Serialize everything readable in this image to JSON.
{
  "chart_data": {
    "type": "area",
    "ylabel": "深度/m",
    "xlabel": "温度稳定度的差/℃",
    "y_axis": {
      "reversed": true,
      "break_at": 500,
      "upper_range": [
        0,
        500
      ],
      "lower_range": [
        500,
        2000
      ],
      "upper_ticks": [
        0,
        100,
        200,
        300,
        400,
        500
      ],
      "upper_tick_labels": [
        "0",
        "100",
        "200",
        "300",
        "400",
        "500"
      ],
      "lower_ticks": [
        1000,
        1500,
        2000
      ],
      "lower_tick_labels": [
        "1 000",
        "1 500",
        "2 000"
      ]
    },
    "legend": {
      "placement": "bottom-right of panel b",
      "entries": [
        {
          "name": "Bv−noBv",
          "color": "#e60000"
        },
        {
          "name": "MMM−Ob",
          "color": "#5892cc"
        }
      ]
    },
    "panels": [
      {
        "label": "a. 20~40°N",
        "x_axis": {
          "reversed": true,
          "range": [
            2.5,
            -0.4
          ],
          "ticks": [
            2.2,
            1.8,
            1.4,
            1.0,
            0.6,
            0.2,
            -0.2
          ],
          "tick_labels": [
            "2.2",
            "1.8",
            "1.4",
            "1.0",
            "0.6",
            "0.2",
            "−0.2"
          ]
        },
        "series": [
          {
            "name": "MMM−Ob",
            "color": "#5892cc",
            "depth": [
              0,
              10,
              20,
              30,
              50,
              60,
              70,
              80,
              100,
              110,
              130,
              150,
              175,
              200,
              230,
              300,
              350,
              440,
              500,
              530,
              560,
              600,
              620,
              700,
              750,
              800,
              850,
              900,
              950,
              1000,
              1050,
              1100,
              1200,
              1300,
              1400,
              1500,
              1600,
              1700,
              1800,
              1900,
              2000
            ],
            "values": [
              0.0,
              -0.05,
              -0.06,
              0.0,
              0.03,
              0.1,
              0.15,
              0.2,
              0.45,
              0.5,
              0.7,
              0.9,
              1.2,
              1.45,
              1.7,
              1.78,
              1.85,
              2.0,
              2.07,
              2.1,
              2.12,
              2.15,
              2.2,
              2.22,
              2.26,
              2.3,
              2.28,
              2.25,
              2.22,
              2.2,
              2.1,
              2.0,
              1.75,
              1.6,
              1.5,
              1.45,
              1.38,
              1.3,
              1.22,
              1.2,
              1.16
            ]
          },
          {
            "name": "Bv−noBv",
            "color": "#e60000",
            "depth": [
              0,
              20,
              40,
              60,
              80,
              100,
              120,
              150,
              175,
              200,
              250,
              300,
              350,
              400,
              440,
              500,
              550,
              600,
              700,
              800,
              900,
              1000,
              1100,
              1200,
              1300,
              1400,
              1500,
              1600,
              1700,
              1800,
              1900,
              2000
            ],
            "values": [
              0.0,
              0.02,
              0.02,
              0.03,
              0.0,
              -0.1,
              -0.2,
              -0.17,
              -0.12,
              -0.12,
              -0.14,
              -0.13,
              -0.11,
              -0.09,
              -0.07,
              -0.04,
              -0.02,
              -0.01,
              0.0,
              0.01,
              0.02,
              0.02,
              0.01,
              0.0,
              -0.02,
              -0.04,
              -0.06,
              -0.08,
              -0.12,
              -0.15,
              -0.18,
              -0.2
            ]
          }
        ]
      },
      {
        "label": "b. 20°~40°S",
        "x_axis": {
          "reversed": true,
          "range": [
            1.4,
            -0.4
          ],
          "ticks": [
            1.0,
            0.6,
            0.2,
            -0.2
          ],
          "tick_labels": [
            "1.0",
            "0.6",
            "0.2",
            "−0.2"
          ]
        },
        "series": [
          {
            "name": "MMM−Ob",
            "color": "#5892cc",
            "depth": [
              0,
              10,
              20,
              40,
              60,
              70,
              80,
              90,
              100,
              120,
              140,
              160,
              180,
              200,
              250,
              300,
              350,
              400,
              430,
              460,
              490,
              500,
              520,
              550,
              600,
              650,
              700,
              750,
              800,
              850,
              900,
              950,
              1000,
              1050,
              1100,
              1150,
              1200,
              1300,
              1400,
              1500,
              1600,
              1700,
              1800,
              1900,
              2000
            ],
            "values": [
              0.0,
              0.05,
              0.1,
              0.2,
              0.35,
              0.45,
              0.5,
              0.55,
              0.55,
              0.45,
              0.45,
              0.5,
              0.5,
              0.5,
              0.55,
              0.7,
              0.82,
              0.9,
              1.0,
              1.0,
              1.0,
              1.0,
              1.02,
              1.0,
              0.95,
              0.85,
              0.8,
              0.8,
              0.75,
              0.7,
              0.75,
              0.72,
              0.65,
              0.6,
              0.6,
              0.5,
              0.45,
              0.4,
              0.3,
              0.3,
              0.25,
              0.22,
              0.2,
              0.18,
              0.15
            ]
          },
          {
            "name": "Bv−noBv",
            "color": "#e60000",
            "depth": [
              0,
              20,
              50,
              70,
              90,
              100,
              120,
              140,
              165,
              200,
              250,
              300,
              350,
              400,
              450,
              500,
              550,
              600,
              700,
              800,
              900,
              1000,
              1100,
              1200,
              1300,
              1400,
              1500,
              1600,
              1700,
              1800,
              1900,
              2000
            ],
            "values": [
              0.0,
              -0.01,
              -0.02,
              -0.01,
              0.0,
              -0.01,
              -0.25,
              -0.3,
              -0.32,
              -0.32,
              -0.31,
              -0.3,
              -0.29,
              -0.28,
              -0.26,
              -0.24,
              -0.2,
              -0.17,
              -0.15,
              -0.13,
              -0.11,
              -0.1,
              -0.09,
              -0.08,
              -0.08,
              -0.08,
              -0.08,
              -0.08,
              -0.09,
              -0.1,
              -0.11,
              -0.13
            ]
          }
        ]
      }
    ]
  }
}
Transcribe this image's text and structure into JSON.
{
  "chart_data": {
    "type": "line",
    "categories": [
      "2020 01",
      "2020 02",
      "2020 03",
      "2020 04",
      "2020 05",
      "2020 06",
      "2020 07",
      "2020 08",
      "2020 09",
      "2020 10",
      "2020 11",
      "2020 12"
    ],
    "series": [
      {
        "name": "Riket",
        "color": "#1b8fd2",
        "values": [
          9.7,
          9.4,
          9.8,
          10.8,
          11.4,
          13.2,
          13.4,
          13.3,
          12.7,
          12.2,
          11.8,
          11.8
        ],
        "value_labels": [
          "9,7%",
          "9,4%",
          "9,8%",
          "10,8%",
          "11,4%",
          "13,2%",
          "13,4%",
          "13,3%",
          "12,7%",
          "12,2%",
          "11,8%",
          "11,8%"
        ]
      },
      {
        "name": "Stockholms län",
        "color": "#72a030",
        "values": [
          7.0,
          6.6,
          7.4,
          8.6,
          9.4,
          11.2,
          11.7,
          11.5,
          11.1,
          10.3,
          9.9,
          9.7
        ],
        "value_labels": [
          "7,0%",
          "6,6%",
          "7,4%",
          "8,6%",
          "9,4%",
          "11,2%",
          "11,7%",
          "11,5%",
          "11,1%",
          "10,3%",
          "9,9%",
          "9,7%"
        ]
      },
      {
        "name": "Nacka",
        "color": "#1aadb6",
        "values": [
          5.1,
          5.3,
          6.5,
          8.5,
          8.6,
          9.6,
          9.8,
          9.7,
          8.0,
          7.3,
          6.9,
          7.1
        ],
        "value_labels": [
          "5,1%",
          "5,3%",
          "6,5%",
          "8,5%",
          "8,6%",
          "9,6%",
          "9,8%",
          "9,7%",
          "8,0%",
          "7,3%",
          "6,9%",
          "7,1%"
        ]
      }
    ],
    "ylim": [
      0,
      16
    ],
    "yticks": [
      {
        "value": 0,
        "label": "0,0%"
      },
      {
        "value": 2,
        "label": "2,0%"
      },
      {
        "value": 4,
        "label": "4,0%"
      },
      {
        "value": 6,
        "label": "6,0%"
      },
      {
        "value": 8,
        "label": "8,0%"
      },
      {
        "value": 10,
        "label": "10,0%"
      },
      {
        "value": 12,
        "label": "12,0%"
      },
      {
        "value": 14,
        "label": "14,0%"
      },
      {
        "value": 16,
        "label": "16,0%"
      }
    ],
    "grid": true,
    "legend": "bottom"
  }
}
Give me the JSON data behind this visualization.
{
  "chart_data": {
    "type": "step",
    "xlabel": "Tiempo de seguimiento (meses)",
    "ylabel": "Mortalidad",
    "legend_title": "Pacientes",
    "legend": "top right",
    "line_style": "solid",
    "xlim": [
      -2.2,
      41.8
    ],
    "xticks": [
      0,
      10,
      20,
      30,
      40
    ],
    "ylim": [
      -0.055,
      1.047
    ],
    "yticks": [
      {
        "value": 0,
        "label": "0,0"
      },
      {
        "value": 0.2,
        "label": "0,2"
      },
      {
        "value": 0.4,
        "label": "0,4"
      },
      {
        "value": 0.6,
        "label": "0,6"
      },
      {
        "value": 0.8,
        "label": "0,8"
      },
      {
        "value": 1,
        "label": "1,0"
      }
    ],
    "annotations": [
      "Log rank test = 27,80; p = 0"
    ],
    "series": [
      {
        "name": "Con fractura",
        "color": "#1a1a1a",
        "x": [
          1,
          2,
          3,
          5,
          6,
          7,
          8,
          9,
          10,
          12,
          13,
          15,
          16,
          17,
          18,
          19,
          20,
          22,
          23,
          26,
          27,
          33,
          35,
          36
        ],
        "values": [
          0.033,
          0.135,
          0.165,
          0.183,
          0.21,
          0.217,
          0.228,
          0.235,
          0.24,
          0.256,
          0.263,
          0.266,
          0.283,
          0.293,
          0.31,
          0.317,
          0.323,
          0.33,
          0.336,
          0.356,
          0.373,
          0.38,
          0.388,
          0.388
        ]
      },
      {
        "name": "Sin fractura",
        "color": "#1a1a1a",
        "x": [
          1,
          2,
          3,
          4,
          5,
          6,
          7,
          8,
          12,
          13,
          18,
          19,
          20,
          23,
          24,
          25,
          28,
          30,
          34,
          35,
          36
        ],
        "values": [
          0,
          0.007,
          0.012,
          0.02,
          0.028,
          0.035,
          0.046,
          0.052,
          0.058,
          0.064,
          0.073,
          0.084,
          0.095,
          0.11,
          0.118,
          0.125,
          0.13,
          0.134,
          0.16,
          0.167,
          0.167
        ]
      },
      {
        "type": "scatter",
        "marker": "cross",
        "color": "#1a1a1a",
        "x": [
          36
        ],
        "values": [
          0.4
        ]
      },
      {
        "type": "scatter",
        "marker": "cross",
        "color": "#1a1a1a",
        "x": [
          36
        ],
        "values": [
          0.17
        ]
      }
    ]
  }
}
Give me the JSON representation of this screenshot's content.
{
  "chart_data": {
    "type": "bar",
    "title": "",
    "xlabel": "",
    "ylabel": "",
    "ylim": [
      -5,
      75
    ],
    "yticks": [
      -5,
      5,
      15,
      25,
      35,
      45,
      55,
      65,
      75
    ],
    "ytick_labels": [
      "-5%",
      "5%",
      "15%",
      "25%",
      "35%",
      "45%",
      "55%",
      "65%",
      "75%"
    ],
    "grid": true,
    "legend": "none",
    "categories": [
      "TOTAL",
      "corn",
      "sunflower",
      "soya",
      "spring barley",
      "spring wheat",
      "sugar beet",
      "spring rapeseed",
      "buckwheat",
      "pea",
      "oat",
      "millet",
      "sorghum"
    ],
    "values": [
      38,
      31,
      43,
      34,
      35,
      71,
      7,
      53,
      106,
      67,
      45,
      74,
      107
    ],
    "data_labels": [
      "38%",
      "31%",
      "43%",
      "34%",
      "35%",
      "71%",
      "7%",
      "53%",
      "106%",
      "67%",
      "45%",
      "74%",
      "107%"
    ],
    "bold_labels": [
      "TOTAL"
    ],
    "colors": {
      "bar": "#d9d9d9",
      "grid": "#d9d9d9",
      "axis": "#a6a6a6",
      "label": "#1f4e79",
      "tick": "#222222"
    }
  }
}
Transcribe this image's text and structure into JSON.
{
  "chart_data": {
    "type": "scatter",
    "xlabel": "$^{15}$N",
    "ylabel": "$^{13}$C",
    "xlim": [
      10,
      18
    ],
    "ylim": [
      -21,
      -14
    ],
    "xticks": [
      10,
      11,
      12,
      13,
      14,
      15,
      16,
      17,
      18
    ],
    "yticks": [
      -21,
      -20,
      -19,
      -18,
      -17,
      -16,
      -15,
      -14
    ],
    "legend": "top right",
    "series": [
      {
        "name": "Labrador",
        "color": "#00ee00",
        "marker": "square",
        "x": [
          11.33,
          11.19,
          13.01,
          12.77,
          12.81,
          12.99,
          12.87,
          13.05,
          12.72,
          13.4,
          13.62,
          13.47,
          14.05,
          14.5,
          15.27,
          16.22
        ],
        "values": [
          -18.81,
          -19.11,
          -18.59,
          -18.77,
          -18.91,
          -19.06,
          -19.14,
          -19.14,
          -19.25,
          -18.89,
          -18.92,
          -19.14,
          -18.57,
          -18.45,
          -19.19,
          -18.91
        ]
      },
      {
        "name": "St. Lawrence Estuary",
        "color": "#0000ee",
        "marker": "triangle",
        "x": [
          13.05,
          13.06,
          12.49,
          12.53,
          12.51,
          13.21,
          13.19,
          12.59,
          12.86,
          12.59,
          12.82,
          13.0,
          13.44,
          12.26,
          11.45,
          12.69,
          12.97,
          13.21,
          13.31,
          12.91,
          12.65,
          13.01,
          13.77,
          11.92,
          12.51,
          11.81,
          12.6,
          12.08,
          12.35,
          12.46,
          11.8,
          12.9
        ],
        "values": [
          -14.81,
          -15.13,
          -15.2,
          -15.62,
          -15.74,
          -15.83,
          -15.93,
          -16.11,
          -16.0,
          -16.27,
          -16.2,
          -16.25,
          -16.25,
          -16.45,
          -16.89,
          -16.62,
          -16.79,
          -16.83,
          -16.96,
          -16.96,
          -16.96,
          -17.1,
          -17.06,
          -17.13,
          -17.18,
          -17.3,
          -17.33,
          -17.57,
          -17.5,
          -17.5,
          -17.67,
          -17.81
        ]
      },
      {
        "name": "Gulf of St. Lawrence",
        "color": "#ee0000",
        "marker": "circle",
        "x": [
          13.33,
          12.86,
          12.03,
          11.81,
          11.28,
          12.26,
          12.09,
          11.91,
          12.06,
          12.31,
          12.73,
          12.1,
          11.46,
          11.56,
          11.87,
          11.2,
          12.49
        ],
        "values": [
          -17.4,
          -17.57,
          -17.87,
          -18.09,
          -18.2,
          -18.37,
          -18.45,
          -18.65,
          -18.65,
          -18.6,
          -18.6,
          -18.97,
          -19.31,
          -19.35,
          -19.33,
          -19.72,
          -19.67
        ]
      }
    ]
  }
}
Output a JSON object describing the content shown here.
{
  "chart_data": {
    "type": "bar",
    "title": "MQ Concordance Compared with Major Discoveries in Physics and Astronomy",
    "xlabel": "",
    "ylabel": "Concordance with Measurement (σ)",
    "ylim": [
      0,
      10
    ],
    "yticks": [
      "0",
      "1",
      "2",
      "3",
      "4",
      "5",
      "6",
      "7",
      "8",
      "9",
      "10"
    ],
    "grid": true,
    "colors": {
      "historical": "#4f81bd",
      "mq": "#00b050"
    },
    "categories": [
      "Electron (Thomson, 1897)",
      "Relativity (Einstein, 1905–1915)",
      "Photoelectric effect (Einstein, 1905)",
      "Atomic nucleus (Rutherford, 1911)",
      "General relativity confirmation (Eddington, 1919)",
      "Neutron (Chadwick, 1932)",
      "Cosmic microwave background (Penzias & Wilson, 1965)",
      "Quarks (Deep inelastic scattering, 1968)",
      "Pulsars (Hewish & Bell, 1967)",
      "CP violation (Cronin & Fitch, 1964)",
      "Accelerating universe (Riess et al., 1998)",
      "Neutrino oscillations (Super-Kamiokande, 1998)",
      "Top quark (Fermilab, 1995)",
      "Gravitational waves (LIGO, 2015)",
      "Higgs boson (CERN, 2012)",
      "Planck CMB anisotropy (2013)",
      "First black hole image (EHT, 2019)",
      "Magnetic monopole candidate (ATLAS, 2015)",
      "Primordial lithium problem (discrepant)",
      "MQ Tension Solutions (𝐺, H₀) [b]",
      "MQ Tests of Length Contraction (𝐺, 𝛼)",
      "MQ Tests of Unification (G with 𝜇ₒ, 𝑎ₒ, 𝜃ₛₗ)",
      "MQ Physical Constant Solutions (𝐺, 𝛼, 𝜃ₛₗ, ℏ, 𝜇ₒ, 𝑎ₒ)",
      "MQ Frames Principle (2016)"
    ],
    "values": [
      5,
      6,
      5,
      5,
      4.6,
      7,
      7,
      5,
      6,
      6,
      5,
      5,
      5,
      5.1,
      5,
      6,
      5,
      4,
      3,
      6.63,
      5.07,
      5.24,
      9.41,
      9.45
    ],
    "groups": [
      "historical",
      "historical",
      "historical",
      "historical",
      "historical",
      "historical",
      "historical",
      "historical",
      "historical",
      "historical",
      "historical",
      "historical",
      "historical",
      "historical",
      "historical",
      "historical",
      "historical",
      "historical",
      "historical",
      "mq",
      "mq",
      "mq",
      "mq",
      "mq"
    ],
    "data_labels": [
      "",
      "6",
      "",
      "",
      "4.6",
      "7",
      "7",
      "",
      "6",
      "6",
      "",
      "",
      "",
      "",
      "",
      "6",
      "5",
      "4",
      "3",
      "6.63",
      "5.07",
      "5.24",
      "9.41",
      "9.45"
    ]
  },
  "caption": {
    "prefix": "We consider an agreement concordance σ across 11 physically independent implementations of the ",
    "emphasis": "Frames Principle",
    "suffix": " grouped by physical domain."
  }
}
================================
* [Instructions to follow]
Scan the lines above for "Frames", then copy every one that has it.

* [Response for this exercise]
      "MQ Frames Principle (2016)"
    "emphasis": "Frames Principle",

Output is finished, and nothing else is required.